[Begin]
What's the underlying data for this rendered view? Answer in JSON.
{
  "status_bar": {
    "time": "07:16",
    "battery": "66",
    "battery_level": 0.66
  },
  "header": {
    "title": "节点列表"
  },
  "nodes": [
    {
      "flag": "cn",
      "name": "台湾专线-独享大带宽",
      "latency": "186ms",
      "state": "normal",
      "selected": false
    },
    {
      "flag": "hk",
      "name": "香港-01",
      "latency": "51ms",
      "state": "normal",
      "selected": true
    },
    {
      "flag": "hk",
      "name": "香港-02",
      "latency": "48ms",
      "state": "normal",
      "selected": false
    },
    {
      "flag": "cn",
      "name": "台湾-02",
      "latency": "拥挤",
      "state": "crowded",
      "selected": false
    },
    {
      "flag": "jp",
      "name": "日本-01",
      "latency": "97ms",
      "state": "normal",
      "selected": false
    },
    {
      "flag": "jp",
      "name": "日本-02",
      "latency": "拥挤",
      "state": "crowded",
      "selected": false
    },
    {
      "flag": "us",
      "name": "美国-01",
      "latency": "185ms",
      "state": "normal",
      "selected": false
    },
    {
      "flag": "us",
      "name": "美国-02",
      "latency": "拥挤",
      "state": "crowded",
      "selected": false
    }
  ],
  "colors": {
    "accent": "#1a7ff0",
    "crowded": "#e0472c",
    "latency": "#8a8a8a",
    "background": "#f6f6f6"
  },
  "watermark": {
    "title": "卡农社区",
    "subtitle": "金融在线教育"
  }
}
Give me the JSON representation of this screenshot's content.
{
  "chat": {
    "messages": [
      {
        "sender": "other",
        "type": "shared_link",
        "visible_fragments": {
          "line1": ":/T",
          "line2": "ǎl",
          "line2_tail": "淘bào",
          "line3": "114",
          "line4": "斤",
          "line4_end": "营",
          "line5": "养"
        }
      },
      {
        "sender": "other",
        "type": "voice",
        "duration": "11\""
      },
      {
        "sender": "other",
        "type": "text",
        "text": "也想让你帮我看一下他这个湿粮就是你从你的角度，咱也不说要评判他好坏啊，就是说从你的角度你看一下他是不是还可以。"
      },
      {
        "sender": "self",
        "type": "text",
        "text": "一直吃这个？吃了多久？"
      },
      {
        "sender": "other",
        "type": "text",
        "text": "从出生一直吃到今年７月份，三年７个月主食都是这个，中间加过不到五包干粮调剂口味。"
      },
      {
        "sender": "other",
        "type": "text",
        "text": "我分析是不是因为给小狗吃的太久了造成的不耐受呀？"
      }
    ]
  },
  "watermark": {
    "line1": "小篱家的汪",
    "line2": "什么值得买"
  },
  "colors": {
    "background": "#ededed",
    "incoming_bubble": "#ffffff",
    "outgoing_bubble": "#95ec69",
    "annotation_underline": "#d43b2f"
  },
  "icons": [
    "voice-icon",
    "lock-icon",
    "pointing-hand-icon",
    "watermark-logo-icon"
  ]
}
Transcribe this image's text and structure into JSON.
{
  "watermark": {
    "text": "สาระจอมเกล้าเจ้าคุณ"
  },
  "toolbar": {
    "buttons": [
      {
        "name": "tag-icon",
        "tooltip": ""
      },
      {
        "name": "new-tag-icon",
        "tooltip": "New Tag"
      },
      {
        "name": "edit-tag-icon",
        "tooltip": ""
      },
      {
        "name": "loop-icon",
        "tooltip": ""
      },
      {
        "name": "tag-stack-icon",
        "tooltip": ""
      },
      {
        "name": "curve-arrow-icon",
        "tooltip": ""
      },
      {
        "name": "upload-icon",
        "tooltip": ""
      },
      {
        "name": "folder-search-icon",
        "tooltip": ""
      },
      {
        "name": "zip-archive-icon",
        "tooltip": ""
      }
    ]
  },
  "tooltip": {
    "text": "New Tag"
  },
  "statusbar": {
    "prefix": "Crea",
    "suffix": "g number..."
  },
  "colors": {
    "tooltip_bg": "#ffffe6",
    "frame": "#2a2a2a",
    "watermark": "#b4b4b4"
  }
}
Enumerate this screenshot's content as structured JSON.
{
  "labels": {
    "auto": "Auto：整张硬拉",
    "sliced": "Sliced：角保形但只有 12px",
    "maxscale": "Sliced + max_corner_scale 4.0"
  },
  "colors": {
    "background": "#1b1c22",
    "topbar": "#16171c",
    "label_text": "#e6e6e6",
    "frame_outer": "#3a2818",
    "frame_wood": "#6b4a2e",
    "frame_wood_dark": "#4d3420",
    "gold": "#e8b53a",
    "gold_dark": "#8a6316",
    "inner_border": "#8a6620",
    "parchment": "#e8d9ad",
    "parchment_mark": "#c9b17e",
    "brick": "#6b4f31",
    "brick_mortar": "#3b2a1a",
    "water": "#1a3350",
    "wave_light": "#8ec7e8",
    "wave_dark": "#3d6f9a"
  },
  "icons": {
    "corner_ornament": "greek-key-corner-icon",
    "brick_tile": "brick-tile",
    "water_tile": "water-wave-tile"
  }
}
[End]
Reproduce the data, keeping every line exactly the same.

▸ RESPONSE
What's the underlying data for this rendered view? Answer in JSON.
{
  "status_bar": {
    "time": "07:16",
    "battery": "66",
    "battery_level": 0.66
  },
  "header": {
    "title": "节点列表"
  },
  "nodes": [
    {
      "flag": "cn",
      "name": "台湾专线-独享大带宽",
      "latency": "186ms",
      "state": "normal",
      "selected": false
    },
    {
      "flag": "hk",
      "name": "香港-01",
      "latency": "51ms",
      "state": "normal",
      "selected": true
    },
    {
      "flag": "hk",
      "name": "香港-02",
      "latency": "48ms",
      "state": "normal",
      "selected": false
    },
    {
      "flag": "cn",
      "name": "台湾-02",
      "latency": "拥挤",
      "state": "crowded",
      "selected": false
    },
    {
      "flag": "jp",
      "name": "日本-01",
      "latency": "97ms",
      "state": "normal",
      "selected": false
    },
    {
      "flag": "jp",
      "name": "日本-02",
      "latency": "拥挤",
      "state": "crowded",
      "selected": false
    },
    {
      "flag": "us",
      "name": "美国-01",
      "latency": "185ms",
      "state": "normal",
      "selected": false
    },
    {
      "flag": "us",
      "name": "美国-02",
      "latency": "拥挤",
      "state": "crowded",
      "selected": false
    }
  ],
  "colors": {
    "accent": "#1a7ff0",
    "crowded": "#e0472c",
    "latency": "#8a8a8a",
    "background": "#f6f6f6"
  },
  "watermark": {
    "title": "卡农社区",
    "subtitle": "金融在线教育"
  }
}
Give me the JSON representation of this screenshot's content.
{
  "chat": {
    "messages": [
      {
        "sender": "other",
        "type": "shared_link",
        "visible_fragments": {
          "line1": ":/T",
          "line2": "ǎl",
          "line2_tail": "淘bào",
          "line3": "114",
          "line4": "斤",
          "line4_end": "营",
          "line5": "养"
        }
      },
      {
        "sender": "other",
        "type": "voice",
        "duration": "11\""
      },
      {
        "sender": "other",
        "type": "text",
        "text": "也想让你帮我看一下他这个湿粮就是你从你的角度，咱也不说要评判他好坏啊，就是说从你的角度你看一下他是不是还可以。"
      },
      {
        "sender": "self",
        "type": "text",
        "text": "一直吃这个？吃了多久？"
      },
      {
        "sender": "other",
        "type": "text",
        "text": "从出生一直吃到今年７月份，三年７个月主食都是这个，中间加过不到五包干粮调剂口味。"
      },
      {
        "sender": "other",
        "type": "text",
        "text": "我分析是不是因为给小狗吃的太久了造成的不耐受呀？"
      }
    ]
  },
  "watermark": {
    "line1": "小篱家的汪",
    "line2": "什么值得买"
  },
  "colors": {
    "background": "#ededed",
    "incoming_bubble": "#ffffff",
    "outgoing_bubble": "#95ec69",
    "annotation_underline": "#d43b2f"
  },
  "icons": [
    "voice-icon",
    "lock-icon",
    "pointing-hand-icon",
    "watermark-logo-icon"
  ]
}
Transcribe this image's text and structure into JSON.
{
  "watermark": {
    "text": "สาระจอมเกล้าเจ้าคุณ"
  },
  "toolbar": {
    "buttons": [
      {
        "name": "tag-icon",
        "tooltip": ""
      },
      {
        "name": "new-tag-icon",
        "tooltip": "New Tag"
      },
      {
        "name": "edit-tag-icon",
        "tooltip": ""
      },
      {
        "name": "loop-icon",
        "tooltip": ""
      },
      {
        "name": "tag-stack-icon",
        "tooltip": ""
      },
      {
        "name": "curve-arrow-icon",
        "tooltip": ""
      },
      {
        "name": "upload-icon",
        "tooltip": ""
      },
      {
        "name": "folder-search-icon",
        "tooltip": ""
      },
      {
        "name": "zip-archive-icon",
        "tooltip": ""
      }
    ]
  },
  "tooltip": {
    "text": "New Tag"
  },
  "statusbar": {
    "prefix": "Crea",
    "suffix": "g number..."
  },
  "colors": {
    "tooltip_bg": "#ffffe6",
    "frame": "#2a2a2a",
    "watermark": "#b4b4b4"
  }
}
Enumerate this screenshot's content as structured JSON.
{
  "labels": {
    "auto": "Auto：整张硬拉",
    "sliced": "Sliced：角保形但只有 12px",
    "maxscale": "Sliced + max_corner_scale 4.0"
  },
  "colors": {
    "background": "#1b1c22",
    "topbar": "#16171c",
    "label_text": "#e6e6e6",
    "frame_outer": "#3a2818",
    "frame_wood": "#6b4a2e",
    "frame_wood_dark": "#4d3420",
    "gold": "#e8b53a",
    "gold_dark": "#8a6316",
    "inner_border": "#8a6620",
    "parchment": "#e8d9ad",
    "parchment_mark": "#c9b17e",
    "brick": "#6b4f31",
    "brick_mortar": "#3b2a1a",
    "water": "#1a3350",
    "wave_light": "#8ec7e8",
    "wave_dark": "#3d6f9a"
  },
  "icons": {
    "corner_ornament": "greek-key-corner-icon",
    "brick_tile": "brick-tile",
    "water_tile": "water-wave-tile"
  }
}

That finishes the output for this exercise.